◆ Written request ◆
Omit the images, then print each record below exactly as it reads.

◆ Input material ◆
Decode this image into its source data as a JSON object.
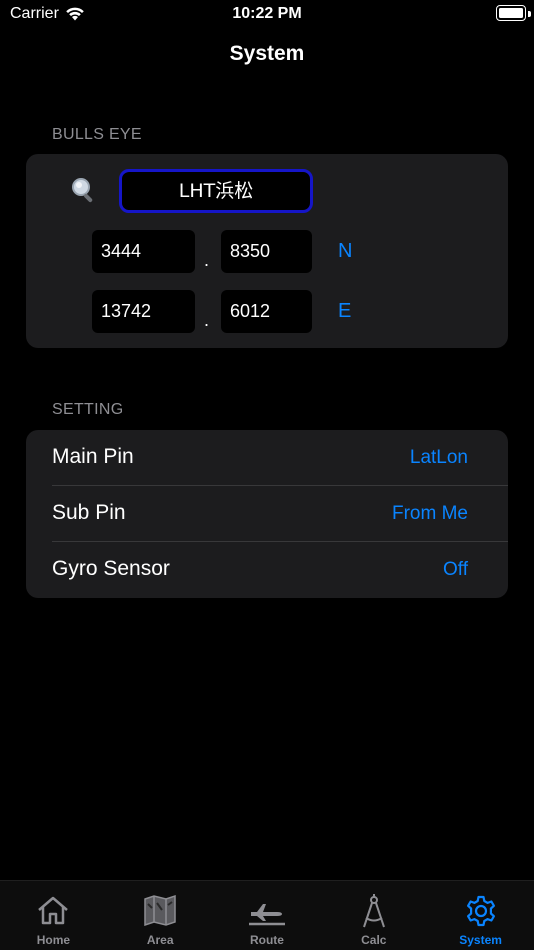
{
  "status_bar": {
    "carrier": "Carrier",
    "time": "10:22 PM",
    "battery_level": 1.0
  },
  "nav": {
    "title": "System"
  },
  "bulls_eye": {
    "header": "BULLS EYE",
    "name": "LHT浜松",
    "separator": ".",
    "lat_int": "3444",
    "lat_dec": "8350",
    "lat_dir": "N",
    "lon_int": "13742",
    "lon_dec": "6012",
    "lon_dir": "E"
  },
  "setting": {
    "header": "SETTING",
    "rows": [
      {
        "label": "Main Pin",
        "value": "LatLon"
      },
      {
        "label": "Sub Pin",
        "value": "From Me"
      },
      {
        "label": "Gyro Sensor",
        "value": "Off"
      }
    ]
  },
  "tabs": [
    {
      "label": "Home",
      "icon": "home-icon"
    },
    {
      "label": "Area",
      "icon": "map-icon"
    },
    {
      "label": "Route",
      "icon": "airplane-icon"
    },
    {
      "label": "Calc",
      "icon": "compass-icon"
    },
    {
      "label": "System",
      "icon": "gear-icon",
      "active": true
    }
  ],
  "colors": {
    "accent": "#0a84ff",
    "card": "#1c1c1e",
    "field_border": "#1515c8",
    "secondary_text": "#8e8e93"
  }
}
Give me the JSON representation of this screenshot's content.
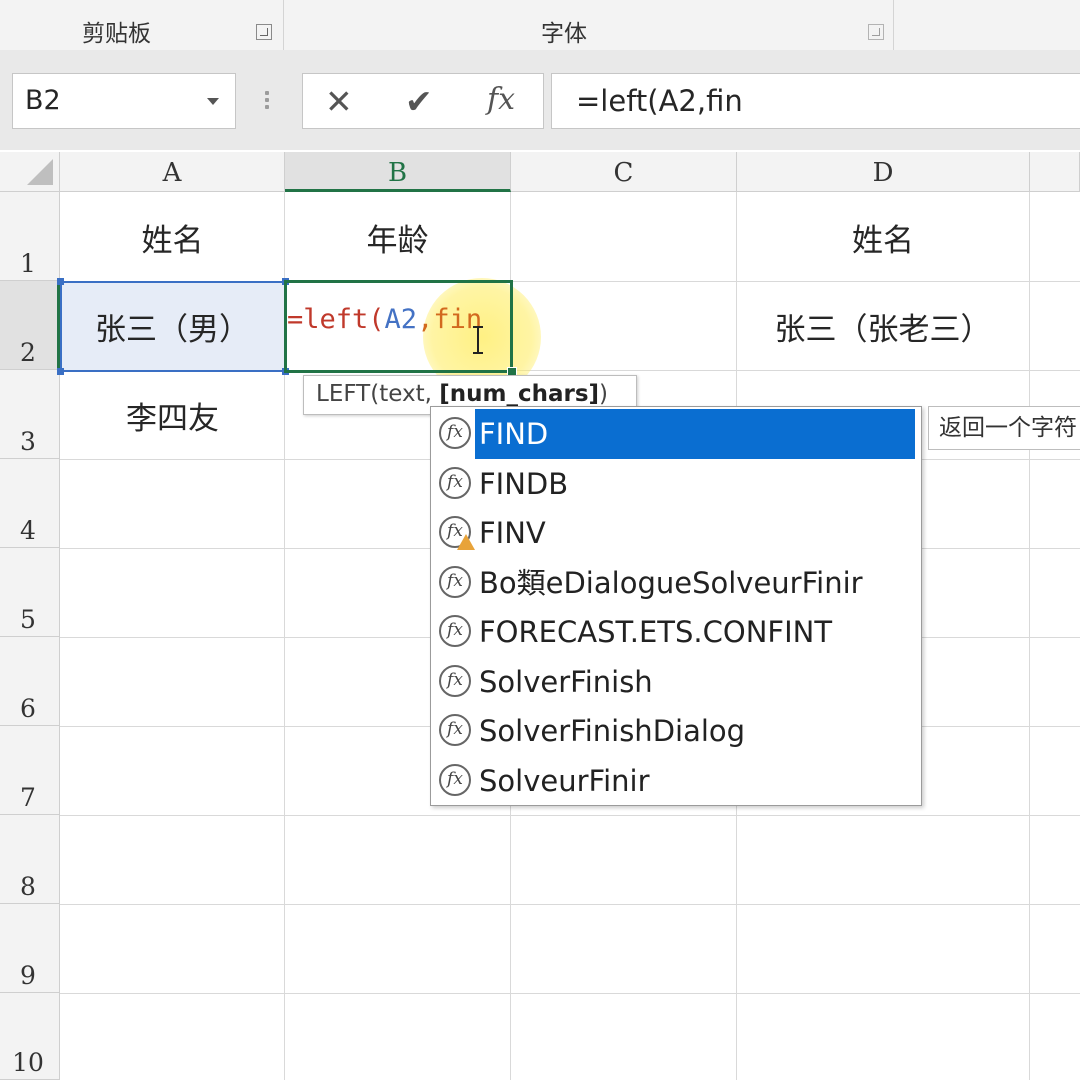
{
  "ribbon": {
    "groups": [
      {
        "label": "剪贴板"
      },
      {
        "label": "字体"
      }
    ]
  },
  "formula_bar": {
    "name_box": "B2",
    "cancel_icon": "✕",
    "enter_icon": "✔",
    "function_icon": "fx",
    "formula": "=left(A2,fin"
  },
  "grid": {
    "columns": [
      "A",
      "B",
      "C",
      "D"
    ],
    "selected_column": "B",
    "rows": [
      "1",
      "2",
      "3",
      "4",
      "5",
      "6",
      "7",
      "8",
      "9",
      "10"
    ],
    "selected_row": "2",
    "cells": {
      "A1": "姓名",
      "B1": "年龄",
      "D1": "姓名",
      "A2": "张三（男）",
      "D2": "张三（张老三）",
      "A3": "李四友"
    },
    "active_cell": "B2",
    "editing": {
      "op": "=left(",
      "ref": "A2",
      "sep": ",",
      "arg": "fin"
    }
  },
  "argument_tooltip": {
    "prefix": "LEFT(text, ",
    "bold": "[num_chars]",
    "suffix": ")"
  },
  "autocomplete": {
    "selected_index": 0,
    "items": [
      {
        "label": "FIND",
        "icon": "function-icon"
      },
      {
        "label": "FINDB",
        "icon": "function-icon"
      },
      {
        "label": "FINV",
        "icon": "function-warning-icon"
      },
      {
        "label": "Bo類eDialogueSolveurFinir",
        "icon": "function-icon"
      },
      {
        "label": "FORECAST.ETS.CONFINT",
        "icon": "function-icon"
      },
      {
        "label": "SolverFinish",
        "icon": "function-icon"
      },
      {
        "label": "SolverFinishDialog",
        "icon": "function-icon"
      },
      {
        "label": "SolveurFinir",
        "icon": "function-icon"
      }
    ],
    "icon_glyph": "fx"
  },
  "description_tooltip": "返回一个字符"
}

◆ Answer to this task ◆
Decode this image into its source data as a JSON object.
{
  "status_bar": {
    "carrier": "Carrier",
    "time": "10:22 PM",
    "battery_level": 1.0
  },
  "nav": {
    "title": "System"
  },
  "bulls_eye": {
    "header": "BULLS EYE",
    "name": "LHT浜松",
    "separator": ".",
    "lat_int": "3444",
    "lat_dec": "8350",
    "lat_dir": "N",
    "lon_int": "13742",
    "lon_dec": "6012",
    "lon_dir": "E"
  },
  "setting": {
    "header": "SETTING",
    "rows": [
      {
        "label": "Main Pin",
        "value": "LatLon"
      },
      {
        "label": "Sub Pin",
        "value": "From Me"
      },
      {
        "label": "Gyro Sensor",
        "value": "Off"
      }
    ]
  },
  "tabs": [
    {
      "label": "Home",
      "icon": "home-icon"
    },
    {
      "label": "Area",
      "icon": "map-icon"
    },
    {
      "label": "Route",
      "icon": "airplane-icon"
    },
    {
      "label": "Calc",
      "icon": "compass-icon"
    },
    {
      "label": "System",
      "icon": "gear-icon",
      "active": true
    }
  ],
  "colors": {
    "accent": "#0a84ff",
    "card": "#1c1c1e",
    "field_border": "#1515c8",
    "secondary_text": "#8e8e93"
  }
}
Give me the JSON representation of this screenshot's content.
{
  "ribbon": {
    "groups": [
      {
        "label": "剪贴板"
      },
      {
        "label": "字体"
      }
    ]
  },
  "formula_bar": {
    "name_box": "B2",
    "cancel_icon": "✕",
    "enter_icon": "✔",
    "function_icon": "fx",
    "formula": "=left(A2,fin"
  },
  "grid": {
    "columns": [
      "A",
      "B",
      "C",
      "D"
    ],
    "selected_column": "B",
    "rows": [
      "1",
      "2",
      "3",
      "4",
      "5",
      "6",
      "7",
      "8",
      "9",
      "10"
    ],
    "selected_row": "2",
    "cells": {
      "A1": "姓名",
      "B1": "年龄",
      "D1": "姓名",
      "A2": "张三（男）",
      "D2": "张三（张老三）",
      "A3": "李四友"
    },
    "active_cell": "B2",
    "editing": {
      "op": "=left(",
      "ref": "A2",
      "sep": ",",
      "arg": "fin"
    }
  },
  "argument_tooltip": {
    "prefix": "LEFT(text, ",
    "bold": "[num_chars]",
    "suffix": ")"
  },
  "autocomplete": {
    "selected_index": 0,
    "items": [
      {
        "label": "FIND",
        "icon": "function-icon"
      },
      {
        "label": "FINDB",
        "icon": "function-icon"
      },
      {
        "label": "FINV",
        "icon": "function-warning-icon"
      },
      {
        "label": "Bo類eDialogueSolveurFinir",
        "icon": "function-icon"
      },
      {
        "label": "FORECAST.ETS.CONFINT",
        "icon": "function-icon"
      },
      {
        "label": "SolverFinish",
        "icon": "function-icon"
      },
      {
        "label": "SolverFinishDialog",
        "icon": "function-icon"
      },
      {
        "label": "SolveurFinir",
        "icon": "function-icon"
      }
    ],
    "icon_glyph": "fx"
  },
  "description_tooltip": "返回一个字符"
}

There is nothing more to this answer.